Your task is to repeat the lines below exactly, excluding any pictures they contain.

[Stored records]
──────────────────────────────

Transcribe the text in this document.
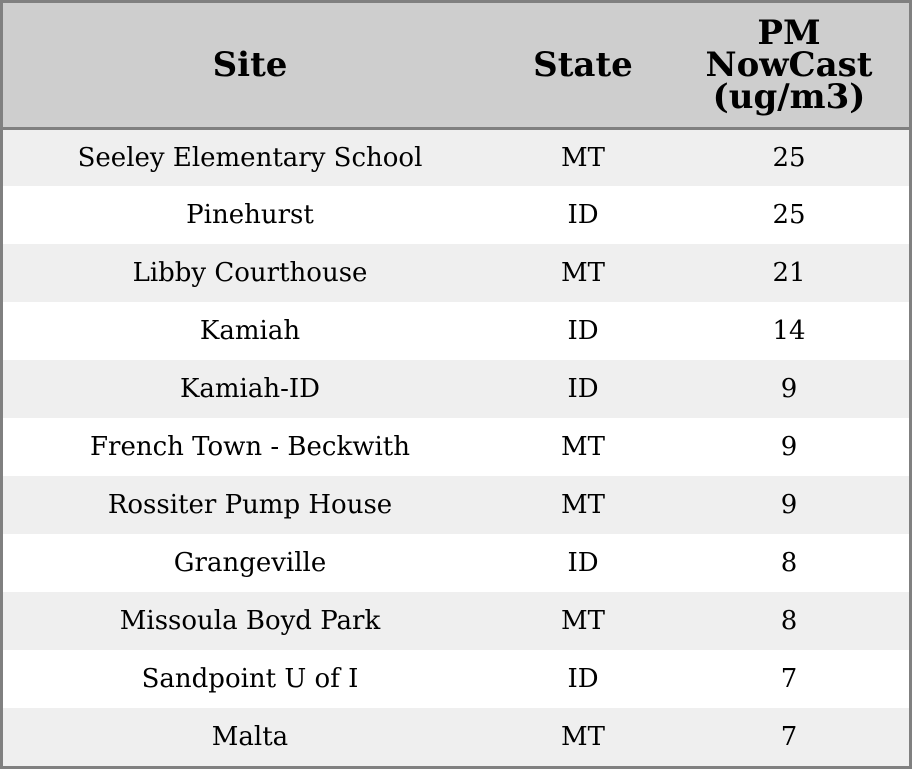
Site	State	PM
NowCast
(ug/m3)

Seeley Elementary School	MT	25
Pinehurst	ID	25
Libby Courthouse	MT	21
Kamiah	ID	14
Kamiah-ID	ID	9
French Town - Beckwith	MT	9
Rossiter Pump House	MT	9
Grangeville	ID	8
Missoula Boyd Park	MT	8
Sandpoint U of I	ID	7
Malta	MT	7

──────────────────────────────

> RESULT OF THE TASK:
Transcribe the text in this document.
Site	State	PM
NowCast
(ug/m3)

Seeley Elementary School	MT	25
Pinehurst	ID	25
Libby Courthouse	MT	21
Kamiah	ID	14
Kamiah-ID	ID	9
French Town - Beckwith	MT	9
Rossiter Pump House	MT	9
Grangeville	ID	8
Missoula Boyd Park	MT	8
Sandpoint U of I	ID	7
Malta	MT	7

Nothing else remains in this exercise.